* [SHORT PROBLEM]
Check each line of the listing, and copy it if it contains the word "реализации".

Data items

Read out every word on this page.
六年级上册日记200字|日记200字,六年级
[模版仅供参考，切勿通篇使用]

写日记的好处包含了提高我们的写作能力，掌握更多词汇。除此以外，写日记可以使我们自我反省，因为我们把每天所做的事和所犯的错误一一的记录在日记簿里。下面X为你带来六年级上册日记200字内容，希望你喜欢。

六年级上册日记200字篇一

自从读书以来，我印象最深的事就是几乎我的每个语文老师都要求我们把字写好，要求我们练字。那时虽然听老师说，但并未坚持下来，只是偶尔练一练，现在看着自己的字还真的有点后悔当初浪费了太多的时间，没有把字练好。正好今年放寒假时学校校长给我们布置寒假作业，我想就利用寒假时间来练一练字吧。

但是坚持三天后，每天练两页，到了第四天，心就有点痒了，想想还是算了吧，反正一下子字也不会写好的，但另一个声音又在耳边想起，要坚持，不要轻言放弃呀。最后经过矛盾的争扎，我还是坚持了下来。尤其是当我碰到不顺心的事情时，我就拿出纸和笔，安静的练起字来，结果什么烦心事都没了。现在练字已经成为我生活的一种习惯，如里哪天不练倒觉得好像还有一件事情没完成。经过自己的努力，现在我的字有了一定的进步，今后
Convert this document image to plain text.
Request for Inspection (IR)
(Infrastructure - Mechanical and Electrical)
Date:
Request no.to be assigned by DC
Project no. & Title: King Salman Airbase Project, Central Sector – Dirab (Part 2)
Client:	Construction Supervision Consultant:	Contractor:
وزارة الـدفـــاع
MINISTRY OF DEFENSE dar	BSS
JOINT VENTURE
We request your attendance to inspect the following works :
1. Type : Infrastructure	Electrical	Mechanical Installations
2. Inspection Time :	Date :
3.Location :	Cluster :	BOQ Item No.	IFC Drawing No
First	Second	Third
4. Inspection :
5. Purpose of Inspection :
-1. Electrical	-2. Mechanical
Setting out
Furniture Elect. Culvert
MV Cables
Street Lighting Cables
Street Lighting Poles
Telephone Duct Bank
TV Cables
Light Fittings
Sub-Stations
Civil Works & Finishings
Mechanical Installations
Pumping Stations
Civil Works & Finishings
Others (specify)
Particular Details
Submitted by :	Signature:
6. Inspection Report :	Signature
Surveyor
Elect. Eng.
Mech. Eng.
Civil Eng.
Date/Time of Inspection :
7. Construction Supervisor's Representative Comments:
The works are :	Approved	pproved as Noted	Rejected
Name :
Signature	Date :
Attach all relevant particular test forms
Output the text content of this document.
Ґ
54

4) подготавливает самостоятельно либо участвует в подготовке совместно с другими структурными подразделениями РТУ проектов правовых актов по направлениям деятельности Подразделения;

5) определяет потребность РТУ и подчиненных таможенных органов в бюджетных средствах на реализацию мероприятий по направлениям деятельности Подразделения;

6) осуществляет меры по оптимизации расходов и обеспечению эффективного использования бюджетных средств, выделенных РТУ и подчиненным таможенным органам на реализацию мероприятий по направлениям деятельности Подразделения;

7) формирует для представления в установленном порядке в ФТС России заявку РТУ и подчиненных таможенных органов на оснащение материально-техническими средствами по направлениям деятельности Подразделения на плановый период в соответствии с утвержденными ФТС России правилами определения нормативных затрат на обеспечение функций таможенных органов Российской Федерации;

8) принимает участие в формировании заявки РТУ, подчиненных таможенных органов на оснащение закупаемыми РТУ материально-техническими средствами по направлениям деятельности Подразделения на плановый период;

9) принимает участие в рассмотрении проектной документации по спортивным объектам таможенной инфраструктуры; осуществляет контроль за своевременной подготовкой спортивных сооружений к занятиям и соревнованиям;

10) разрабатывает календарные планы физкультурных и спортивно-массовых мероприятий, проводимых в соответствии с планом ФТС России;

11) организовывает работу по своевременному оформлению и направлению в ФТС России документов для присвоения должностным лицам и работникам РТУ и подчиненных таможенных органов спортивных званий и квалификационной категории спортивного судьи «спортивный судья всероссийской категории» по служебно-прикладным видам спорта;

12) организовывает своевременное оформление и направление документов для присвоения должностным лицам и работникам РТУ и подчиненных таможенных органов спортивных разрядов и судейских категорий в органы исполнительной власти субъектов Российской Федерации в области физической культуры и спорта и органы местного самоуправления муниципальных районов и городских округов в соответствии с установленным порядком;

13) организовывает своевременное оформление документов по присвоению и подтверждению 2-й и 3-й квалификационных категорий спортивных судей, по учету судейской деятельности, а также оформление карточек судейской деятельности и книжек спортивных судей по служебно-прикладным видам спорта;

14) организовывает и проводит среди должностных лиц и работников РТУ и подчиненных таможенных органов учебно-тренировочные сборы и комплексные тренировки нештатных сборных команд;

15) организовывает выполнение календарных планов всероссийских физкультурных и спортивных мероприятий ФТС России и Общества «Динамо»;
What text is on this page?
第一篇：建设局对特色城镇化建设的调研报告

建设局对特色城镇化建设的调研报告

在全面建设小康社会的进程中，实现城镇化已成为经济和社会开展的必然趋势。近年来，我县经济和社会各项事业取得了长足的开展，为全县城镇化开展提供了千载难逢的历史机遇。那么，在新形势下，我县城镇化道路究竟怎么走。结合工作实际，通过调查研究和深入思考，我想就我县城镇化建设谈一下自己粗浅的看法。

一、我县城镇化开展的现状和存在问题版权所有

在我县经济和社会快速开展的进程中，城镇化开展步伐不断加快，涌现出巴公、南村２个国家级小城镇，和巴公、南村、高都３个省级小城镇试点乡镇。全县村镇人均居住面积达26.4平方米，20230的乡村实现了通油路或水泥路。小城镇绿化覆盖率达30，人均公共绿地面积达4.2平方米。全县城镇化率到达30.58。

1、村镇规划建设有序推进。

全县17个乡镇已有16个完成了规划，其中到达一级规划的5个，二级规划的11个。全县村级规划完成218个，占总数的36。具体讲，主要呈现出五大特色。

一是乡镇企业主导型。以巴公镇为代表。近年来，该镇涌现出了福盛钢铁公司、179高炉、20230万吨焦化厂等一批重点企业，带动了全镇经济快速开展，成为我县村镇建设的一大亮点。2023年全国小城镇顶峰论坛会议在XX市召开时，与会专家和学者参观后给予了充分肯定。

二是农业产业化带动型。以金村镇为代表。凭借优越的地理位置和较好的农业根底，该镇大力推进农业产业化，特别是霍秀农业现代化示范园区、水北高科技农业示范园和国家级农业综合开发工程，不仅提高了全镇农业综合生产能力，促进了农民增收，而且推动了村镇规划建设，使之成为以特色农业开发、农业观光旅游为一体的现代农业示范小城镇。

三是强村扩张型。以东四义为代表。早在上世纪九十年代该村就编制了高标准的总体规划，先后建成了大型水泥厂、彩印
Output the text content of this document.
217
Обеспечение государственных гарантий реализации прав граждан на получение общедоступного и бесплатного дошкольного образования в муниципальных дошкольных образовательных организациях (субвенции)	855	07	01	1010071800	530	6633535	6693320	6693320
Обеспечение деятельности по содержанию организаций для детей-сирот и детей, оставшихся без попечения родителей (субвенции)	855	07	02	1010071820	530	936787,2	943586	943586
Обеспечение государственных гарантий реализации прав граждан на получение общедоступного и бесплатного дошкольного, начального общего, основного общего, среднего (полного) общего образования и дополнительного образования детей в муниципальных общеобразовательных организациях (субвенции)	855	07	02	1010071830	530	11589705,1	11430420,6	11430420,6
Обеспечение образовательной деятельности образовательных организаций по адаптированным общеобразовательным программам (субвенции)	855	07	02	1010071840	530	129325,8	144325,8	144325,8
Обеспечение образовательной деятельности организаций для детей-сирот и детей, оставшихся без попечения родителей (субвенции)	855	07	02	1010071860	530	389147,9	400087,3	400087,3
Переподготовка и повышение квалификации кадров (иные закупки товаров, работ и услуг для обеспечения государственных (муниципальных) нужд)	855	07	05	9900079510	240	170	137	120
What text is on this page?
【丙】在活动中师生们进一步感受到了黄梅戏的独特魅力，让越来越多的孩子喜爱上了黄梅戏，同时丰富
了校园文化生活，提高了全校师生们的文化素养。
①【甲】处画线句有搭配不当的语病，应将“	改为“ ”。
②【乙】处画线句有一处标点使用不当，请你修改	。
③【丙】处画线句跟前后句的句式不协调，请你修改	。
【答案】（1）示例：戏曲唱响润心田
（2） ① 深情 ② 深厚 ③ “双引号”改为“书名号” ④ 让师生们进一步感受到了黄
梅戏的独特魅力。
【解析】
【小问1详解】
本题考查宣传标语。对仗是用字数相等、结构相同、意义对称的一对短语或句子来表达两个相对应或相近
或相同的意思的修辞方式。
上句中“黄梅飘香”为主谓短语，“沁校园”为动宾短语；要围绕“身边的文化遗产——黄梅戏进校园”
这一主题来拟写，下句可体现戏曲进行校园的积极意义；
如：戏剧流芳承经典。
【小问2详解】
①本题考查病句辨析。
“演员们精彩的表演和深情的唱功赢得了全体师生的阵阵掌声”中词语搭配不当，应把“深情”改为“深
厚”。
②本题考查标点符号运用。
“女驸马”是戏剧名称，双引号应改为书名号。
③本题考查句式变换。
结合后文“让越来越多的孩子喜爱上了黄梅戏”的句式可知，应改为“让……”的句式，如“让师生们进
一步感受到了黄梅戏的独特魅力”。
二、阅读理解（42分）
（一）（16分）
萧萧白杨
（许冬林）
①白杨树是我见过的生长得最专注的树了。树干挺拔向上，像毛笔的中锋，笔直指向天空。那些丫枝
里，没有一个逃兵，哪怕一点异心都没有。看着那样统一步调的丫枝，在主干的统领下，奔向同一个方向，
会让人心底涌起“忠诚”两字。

* [RESULT OF THE EXERCISE]
Обеспечение государственных гарантий реализации прав граждан на получение общедоступного и бесплатного дошкольного образования в муниципальных дошкольных образовательных организациях (субвенции)	855	07	01	1010071800	530	6633535	6693320	6693320
Обеспечение государственных гарантий реализации прав граждан на получение общедоступного и бесплатного дошкольного, начального общего, основного общего, среднего (полного) общего образования и дополнительного образования детей в муниципальных общеобразовательных организациях (субвенции)	855	07	02	1010071830	530	11589705,1	11430420,6	11430420,6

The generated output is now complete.